### Text block

The brief is about the history of refugee resettlement and the role of the resettlement agencies in particular. Since the World War II era, resettlement agencies have worked abroad to screen and find U.S. sponsors for refugees and to help refugees find jobs and integrate into U.S. communities. Their work has been driven by a humanitarian mission to alleviate suffering and to promote refugee self-sufficiency after arrival in the United States. In the brief, I argue that the Refugee Act of 1980 codified this effort.
The Act’s objective, according to the words of the statute, was “to provide a permanent and systematic procedure for the admission to this country of refugees of special humanitarian concern to the United States, and to provide comprehensive and uniform provisions for the effective resettlement and absorption of those refugees who are admitted.” The law codified a process of consultation between Congress and the President designating certain refugees as priorities for resettlement and setting the target number of refugees to be resettled annually. My brief shows how recognition of the need for this process grew out of the experience of resettlement agencies after the war in Vietnam. Further, in authorizing federal expenditure on USRAP and benefits for refugees, the law explicitly recognized the approaches of the resettlement agencies to helping refugees find jobs and learn English. The Refugee Act explicitly geared refugee assistance towards the goal of “achieving economic self-sufficiency.”
Q: What’s at stake in this case?

### Data to examine
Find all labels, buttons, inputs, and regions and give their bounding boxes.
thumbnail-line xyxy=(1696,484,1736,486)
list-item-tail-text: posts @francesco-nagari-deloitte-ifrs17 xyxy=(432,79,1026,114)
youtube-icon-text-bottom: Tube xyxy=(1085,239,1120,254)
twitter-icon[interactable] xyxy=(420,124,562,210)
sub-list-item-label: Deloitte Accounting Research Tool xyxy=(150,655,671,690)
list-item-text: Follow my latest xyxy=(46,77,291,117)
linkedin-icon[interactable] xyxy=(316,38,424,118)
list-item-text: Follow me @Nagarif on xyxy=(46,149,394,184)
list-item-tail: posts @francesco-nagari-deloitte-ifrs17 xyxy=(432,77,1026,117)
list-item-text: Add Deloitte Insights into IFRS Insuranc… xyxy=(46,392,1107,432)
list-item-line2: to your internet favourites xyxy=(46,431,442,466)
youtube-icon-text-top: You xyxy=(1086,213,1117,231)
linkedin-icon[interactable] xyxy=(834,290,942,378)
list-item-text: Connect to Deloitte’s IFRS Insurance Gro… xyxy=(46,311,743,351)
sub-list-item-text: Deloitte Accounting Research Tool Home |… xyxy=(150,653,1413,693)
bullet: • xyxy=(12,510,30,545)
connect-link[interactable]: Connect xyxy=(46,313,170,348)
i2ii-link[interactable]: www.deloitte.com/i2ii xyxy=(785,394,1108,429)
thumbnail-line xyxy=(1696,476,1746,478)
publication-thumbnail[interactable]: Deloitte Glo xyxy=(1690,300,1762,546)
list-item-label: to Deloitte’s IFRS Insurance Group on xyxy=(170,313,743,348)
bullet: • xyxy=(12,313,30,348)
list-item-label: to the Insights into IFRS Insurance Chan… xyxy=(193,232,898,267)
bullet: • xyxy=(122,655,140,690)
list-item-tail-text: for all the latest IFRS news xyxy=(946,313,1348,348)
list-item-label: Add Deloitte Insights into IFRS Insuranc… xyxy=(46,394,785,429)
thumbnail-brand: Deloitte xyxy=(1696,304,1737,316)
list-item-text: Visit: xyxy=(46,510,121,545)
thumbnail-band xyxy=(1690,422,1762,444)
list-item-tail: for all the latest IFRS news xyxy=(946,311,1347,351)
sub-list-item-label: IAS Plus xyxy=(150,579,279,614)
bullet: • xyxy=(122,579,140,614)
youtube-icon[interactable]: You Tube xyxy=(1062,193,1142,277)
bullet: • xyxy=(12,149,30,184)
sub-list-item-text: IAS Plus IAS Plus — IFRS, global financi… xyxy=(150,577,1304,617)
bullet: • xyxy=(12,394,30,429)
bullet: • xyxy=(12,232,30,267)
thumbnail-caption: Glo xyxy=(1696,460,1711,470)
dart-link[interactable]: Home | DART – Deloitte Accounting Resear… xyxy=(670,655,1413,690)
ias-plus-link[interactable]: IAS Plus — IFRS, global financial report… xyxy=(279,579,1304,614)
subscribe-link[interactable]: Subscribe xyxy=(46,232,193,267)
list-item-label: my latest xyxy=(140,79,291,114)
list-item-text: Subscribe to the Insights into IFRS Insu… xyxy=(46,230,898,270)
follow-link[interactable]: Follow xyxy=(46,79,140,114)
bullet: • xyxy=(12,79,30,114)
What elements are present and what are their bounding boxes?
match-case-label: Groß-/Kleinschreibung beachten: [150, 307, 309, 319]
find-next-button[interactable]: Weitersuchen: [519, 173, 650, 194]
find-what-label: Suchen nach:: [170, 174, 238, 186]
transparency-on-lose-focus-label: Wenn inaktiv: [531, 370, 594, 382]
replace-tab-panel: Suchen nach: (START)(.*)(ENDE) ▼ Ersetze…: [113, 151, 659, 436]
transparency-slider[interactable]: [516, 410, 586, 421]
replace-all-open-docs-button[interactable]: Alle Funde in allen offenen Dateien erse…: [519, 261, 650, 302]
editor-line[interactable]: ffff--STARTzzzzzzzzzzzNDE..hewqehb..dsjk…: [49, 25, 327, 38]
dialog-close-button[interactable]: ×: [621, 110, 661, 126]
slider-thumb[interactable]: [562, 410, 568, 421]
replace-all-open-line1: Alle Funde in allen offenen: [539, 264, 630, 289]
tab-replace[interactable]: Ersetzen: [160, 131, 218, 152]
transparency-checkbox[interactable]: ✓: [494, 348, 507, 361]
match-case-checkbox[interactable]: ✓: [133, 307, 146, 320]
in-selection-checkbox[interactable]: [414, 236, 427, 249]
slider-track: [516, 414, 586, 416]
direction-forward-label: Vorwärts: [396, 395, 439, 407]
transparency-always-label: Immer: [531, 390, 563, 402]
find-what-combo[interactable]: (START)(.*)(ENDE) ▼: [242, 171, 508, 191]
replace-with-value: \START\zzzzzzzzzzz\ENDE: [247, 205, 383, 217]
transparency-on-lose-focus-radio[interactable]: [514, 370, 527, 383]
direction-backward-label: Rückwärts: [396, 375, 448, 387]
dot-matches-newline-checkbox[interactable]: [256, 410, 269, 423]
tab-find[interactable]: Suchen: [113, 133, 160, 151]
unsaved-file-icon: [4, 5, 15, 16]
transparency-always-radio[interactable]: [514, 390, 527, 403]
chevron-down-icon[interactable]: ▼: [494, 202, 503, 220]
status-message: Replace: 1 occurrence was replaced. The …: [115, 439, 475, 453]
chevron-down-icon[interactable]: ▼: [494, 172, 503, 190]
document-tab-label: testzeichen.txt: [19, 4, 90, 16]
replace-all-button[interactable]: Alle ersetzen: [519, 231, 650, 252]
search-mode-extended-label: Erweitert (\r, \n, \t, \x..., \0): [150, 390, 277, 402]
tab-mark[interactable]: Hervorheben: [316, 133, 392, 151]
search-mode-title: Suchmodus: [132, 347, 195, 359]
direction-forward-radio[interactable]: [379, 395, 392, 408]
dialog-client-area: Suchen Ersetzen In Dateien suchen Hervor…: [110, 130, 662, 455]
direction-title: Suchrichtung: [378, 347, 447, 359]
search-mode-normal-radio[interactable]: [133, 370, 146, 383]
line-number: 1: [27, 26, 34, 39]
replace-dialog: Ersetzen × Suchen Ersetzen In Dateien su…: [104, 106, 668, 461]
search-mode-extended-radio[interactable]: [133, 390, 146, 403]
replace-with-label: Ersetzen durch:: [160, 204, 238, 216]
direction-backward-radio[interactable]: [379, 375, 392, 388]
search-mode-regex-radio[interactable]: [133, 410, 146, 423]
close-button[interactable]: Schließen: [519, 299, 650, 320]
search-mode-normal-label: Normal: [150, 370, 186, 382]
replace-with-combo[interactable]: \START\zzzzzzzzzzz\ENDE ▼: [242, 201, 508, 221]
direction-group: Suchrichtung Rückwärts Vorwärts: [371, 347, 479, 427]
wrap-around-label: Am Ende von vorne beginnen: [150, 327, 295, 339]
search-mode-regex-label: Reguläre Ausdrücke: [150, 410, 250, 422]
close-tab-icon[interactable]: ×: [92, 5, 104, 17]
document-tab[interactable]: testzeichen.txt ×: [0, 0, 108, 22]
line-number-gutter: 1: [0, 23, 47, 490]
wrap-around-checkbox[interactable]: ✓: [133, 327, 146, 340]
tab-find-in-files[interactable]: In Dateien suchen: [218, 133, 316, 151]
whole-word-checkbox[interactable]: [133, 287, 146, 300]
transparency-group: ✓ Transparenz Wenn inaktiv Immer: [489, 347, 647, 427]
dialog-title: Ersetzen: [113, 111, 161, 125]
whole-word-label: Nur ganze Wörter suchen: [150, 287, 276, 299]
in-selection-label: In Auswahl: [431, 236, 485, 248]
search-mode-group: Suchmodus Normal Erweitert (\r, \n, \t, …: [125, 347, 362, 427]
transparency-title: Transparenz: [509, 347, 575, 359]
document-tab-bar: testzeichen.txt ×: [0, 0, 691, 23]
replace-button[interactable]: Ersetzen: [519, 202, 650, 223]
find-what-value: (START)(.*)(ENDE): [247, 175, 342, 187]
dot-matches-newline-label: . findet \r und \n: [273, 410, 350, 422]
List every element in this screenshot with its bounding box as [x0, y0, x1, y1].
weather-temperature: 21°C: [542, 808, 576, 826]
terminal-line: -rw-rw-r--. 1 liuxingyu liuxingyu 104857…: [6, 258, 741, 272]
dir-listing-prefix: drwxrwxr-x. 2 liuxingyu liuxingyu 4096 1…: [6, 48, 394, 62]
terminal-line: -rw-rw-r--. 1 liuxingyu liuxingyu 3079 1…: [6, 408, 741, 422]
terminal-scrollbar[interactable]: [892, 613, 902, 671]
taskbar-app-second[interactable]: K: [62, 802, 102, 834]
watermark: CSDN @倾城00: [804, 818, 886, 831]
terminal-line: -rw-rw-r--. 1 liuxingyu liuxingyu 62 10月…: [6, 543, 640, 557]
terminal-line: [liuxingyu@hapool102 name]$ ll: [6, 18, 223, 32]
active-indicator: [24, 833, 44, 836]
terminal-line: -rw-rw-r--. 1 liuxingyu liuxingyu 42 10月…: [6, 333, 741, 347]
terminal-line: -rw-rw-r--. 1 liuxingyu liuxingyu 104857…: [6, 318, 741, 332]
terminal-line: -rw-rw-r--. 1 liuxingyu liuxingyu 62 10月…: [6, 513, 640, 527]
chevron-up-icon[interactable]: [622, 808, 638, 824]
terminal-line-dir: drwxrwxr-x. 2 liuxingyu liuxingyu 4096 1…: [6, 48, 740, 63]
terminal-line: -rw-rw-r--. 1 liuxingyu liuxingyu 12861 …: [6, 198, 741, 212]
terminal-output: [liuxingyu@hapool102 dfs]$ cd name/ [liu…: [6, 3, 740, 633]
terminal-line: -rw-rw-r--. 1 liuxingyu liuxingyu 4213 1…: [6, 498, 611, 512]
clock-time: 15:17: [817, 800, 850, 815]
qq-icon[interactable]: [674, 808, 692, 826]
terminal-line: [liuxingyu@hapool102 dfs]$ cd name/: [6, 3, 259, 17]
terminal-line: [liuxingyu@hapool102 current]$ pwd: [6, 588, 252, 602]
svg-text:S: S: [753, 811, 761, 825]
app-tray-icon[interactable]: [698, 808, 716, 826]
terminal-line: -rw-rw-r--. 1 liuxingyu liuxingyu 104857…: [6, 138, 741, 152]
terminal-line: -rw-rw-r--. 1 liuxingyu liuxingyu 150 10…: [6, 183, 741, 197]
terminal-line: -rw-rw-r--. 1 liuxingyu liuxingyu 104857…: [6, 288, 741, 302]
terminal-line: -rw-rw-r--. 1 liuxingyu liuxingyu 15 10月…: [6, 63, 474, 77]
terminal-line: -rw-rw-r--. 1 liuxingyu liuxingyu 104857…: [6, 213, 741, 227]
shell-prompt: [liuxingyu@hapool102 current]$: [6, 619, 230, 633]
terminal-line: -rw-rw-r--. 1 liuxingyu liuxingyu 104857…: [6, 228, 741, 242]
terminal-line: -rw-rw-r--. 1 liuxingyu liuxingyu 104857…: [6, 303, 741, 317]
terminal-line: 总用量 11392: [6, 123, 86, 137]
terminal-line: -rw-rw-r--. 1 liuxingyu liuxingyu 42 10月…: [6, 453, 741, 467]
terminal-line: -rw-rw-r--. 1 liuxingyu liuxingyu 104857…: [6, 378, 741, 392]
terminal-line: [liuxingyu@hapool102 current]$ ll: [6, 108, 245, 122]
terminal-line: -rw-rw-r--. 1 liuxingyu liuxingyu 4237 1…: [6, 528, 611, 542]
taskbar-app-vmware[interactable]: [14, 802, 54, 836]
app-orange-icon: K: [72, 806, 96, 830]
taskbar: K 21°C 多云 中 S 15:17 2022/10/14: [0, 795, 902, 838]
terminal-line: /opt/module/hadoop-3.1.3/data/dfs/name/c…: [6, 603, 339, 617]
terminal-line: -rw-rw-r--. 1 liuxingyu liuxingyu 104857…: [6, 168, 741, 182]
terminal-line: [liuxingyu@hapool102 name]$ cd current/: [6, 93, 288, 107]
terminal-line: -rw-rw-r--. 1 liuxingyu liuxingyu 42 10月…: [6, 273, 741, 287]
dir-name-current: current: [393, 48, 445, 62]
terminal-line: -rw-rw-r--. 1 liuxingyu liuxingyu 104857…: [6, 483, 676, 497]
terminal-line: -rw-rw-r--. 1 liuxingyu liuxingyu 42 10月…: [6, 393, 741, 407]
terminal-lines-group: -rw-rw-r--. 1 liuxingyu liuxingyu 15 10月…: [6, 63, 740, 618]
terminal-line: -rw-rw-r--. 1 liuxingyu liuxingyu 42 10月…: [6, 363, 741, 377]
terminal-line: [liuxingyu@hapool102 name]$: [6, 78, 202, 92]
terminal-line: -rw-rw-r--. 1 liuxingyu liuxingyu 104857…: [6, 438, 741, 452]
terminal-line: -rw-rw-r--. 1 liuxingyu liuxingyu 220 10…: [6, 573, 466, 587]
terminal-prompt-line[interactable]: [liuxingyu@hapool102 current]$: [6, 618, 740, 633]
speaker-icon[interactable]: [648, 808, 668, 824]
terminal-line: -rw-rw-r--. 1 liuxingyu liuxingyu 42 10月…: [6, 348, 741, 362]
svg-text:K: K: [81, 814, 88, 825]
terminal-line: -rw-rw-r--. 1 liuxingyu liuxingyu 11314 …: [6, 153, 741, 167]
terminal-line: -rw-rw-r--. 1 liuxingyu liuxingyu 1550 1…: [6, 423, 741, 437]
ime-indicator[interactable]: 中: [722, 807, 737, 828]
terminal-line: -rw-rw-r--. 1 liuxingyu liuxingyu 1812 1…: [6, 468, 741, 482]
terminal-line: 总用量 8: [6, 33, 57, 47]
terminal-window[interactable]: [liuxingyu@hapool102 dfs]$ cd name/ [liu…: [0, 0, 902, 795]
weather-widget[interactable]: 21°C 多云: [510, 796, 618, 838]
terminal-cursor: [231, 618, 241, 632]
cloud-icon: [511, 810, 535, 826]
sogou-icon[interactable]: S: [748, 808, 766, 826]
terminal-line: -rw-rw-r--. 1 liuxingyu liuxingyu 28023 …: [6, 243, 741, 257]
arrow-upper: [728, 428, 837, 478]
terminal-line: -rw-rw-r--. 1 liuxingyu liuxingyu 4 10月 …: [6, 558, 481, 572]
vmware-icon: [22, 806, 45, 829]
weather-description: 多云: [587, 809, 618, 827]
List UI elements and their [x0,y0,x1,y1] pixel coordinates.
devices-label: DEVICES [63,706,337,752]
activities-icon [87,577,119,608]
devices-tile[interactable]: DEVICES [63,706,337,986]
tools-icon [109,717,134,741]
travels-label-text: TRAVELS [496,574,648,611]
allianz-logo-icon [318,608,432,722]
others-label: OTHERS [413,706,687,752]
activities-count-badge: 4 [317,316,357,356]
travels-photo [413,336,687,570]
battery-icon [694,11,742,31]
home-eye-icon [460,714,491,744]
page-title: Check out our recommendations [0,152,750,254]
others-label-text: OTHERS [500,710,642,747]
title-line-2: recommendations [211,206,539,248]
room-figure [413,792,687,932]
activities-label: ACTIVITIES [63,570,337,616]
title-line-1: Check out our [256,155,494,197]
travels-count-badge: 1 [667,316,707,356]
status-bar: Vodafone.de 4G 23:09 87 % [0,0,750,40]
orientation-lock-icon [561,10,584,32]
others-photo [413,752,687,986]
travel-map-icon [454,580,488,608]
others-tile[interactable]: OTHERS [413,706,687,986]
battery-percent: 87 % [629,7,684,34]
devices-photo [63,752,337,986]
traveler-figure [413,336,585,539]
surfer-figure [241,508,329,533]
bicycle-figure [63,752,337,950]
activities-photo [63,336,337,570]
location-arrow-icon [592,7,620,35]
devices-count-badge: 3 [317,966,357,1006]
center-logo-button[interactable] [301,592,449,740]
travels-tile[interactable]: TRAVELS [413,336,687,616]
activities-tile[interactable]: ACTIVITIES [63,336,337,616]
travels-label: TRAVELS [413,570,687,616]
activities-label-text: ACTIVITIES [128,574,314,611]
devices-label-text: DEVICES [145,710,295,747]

### Complete the following
A. Reproduce the part of the passage on refugee resettlement starting with "The brief is" and going on through "codified this effort.".
B. Extend the passage on refugee resettlement beyond its last line.

### Your responses
A.
The brief is about the history of refugee resettlement and the role of the resettlement agencies in particular. Since the World War II era, resettlement agencies have worked abroad to screen and find U.S. sponsors for refugees and to help refugees find jobs and integrate into U.S. communities. Their work has been driven by a humanitarian mission to alleviate suffering and to promote refugee self-sufficiency after arrival in the United States. In the brief, I argue that the Refugee Act of 1980 codified this effort.

B.
Provision 212f of the Immigration and Nationality Act, 8 U.S.C. § 1182(f), gives the President the authority “to suspend the entry of all aliens or any class of aliens” whenever the President “finds that the entry of any aliens or of any class of aliens into the United States would be detrimental to the interests of the United States.” The main issue at stake is whether this provision gives the administration the authority to zero out refugee resettlement. Are the courts going to uphold the power of the President to altogether undermine refuge in the United States?
The Ninth Circuit seems inclined to interpret the precedent set in the 2018 travel ban case– Trump v. Hawaii– to give the President broad power over USRAP, writing that 8 U.S.C. § 1182(f) “exudes deference” to the President. The lower court in Seattle pointed out, however, that deference to the President is misplaced when grounded not in power over foreign affairs but domestic concerns, as is President Trump’s January 20 Executive order with its focus on the economic impact of refugees on American communities, tax-payer resources, and “appropriate assimilation.” There is no historical evidence that Congress intended the 212f provision to nullify all other provisions in the immigration law. The provision has been used mostly to bar the entry of repressive or corrupt policymakers, officials or human rights abusers and those connected to them from certain countries. But it was also invoked to stop Haitian asylum seekers from reaching U.S. shores, a policy shamefully upheld by the Supreme Court in 1993.
I wrote my brief to emphasize to the court that the United States has a history of humanitarianism and immigration laws supporting refugees that cannot simply be disregarded – lest we revert to some of the indefensible moments of our past. A majority of Americans support refugee resettlement–and so the election of President Trump was not a mandate to dismantle USRAP. As I write in the brief:
“Refugees who are well-supported in their resettlement contribute economically to U.S. communities and refugee sponsorship by U.S. citizens fosters civic engagement in local and world affairs valuable to American democracy.”